** Problem statement **
Pick out and copy every line below that has the word "this".

** Given records **
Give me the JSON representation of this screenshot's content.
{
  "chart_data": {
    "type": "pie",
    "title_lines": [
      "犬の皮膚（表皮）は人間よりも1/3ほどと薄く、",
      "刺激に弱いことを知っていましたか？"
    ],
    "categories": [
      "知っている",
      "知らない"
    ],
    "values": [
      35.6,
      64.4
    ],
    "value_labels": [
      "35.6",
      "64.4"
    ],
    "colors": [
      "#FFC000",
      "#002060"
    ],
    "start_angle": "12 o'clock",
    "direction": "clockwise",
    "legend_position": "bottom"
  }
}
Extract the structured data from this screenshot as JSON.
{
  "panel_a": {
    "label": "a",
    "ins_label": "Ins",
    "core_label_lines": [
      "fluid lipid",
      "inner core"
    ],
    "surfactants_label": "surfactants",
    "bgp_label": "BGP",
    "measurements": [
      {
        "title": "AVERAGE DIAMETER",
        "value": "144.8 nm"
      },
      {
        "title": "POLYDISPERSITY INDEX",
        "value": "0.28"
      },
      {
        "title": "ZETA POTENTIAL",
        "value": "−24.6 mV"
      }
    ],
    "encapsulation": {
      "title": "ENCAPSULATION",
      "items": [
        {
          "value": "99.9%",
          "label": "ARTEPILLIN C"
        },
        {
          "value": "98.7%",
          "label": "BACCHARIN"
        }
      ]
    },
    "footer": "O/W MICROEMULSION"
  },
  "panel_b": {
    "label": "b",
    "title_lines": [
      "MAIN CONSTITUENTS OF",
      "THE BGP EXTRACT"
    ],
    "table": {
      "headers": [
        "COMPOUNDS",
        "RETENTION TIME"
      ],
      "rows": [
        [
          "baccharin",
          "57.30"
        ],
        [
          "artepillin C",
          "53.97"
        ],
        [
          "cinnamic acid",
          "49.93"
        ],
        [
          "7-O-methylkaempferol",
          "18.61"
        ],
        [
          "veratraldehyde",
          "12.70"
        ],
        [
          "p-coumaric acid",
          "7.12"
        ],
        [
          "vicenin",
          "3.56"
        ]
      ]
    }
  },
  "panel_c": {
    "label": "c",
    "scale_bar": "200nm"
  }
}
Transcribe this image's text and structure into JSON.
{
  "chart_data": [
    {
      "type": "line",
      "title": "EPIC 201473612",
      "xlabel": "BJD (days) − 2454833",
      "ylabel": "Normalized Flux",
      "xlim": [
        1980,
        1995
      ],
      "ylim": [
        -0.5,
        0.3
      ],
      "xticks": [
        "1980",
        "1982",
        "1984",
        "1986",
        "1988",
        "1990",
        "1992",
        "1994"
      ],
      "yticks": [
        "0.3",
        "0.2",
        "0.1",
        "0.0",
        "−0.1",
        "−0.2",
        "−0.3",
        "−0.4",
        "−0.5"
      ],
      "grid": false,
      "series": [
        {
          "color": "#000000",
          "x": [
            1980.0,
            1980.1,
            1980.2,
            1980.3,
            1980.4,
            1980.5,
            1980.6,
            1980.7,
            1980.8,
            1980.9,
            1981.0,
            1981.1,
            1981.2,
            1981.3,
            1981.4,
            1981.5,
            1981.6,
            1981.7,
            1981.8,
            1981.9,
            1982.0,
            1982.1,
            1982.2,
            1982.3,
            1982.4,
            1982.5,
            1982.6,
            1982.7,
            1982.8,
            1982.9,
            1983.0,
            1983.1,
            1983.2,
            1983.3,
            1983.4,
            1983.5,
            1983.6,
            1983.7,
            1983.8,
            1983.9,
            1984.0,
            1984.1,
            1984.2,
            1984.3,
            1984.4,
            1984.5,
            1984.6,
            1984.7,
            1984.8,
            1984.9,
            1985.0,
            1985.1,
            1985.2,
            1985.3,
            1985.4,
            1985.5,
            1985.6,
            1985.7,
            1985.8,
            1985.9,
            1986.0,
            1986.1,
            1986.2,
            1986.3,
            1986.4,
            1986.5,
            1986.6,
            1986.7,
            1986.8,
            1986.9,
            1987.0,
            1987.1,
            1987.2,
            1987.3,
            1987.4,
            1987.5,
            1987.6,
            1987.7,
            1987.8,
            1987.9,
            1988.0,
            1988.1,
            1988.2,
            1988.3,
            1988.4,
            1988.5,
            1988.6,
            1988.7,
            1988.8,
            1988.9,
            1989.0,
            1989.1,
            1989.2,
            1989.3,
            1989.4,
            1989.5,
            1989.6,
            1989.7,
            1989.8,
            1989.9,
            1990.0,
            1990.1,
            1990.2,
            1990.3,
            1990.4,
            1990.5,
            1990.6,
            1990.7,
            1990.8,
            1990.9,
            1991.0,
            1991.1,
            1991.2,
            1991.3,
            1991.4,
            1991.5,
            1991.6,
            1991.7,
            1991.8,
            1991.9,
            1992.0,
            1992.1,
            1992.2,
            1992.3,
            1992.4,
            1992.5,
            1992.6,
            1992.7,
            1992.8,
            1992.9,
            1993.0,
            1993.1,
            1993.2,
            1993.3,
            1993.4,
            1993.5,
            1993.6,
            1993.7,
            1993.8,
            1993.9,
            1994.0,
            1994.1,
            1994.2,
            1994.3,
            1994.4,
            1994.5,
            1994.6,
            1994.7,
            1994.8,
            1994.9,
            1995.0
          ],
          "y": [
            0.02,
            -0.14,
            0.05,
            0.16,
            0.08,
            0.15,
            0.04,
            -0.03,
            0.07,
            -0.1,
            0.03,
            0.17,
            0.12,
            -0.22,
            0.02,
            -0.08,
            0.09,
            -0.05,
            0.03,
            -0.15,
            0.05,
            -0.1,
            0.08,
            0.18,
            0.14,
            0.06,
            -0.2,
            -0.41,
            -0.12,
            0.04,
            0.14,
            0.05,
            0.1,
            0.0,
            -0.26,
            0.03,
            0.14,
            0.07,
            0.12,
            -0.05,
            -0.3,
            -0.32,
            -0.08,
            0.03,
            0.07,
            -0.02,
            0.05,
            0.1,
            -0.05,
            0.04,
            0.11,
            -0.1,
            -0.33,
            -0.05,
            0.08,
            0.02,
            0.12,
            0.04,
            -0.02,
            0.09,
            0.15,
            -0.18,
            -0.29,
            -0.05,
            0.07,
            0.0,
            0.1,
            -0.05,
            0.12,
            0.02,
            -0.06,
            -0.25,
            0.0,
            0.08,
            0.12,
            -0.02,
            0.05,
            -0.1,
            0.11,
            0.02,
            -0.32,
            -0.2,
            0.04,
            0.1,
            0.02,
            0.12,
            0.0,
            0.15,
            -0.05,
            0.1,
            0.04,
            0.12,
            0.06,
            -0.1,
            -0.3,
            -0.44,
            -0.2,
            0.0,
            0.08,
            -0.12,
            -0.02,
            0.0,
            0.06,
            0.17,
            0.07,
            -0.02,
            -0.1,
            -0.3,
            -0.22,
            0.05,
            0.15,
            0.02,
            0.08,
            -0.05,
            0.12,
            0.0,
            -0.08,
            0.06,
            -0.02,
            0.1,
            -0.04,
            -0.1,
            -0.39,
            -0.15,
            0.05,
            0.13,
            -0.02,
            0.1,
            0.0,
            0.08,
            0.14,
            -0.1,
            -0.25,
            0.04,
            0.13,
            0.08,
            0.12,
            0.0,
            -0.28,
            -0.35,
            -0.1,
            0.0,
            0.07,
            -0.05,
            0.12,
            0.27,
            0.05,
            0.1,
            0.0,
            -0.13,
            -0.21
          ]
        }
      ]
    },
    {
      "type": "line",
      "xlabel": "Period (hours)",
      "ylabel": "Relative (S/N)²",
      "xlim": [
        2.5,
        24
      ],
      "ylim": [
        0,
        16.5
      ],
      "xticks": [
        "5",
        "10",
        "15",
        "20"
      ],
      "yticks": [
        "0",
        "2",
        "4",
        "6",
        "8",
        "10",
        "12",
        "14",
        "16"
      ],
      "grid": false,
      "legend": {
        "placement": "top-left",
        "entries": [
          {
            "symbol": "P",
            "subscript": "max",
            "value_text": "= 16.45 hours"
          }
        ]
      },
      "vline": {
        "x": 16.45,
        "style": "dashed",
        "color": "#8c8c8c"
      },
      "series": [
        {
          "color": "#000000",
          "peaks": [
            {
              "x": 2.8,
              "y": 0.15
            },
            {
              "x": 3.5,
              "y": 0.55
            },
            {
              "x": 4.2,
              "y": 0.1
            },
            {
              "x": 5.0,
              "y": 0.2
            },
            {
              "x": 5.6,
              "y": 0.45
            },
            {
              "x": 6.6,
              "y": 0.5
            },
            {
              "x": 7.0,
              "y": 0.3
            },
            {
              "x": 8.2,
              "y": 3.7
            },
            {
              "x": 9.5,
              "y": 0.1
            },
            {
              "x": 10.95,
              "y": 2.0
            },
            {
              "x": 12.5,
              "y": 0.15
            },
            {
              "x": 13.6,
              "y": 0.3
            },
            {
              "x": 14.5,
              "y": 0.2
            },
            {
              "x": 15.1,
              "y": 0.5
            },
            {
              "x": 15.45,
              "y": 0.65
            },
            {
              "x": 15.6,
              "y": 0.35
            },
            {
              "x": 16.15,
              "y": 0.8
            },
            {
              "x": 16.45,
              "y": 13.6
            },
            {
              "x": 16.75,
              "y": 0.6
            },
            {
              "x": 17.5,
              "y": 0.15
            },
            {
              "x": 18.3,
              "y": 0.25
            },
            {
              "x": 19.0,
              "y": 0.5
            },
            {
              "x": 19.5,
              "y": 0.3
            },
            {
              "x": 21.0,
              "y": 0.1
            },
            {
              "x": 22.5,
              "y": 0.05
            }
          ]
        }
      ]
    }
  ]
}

** Answer to the task **
Give me the JSON representation of this screenshot's content.
Extract the structured data from this screenshot as JSON.
Transcribe this image's text and structure into JSON.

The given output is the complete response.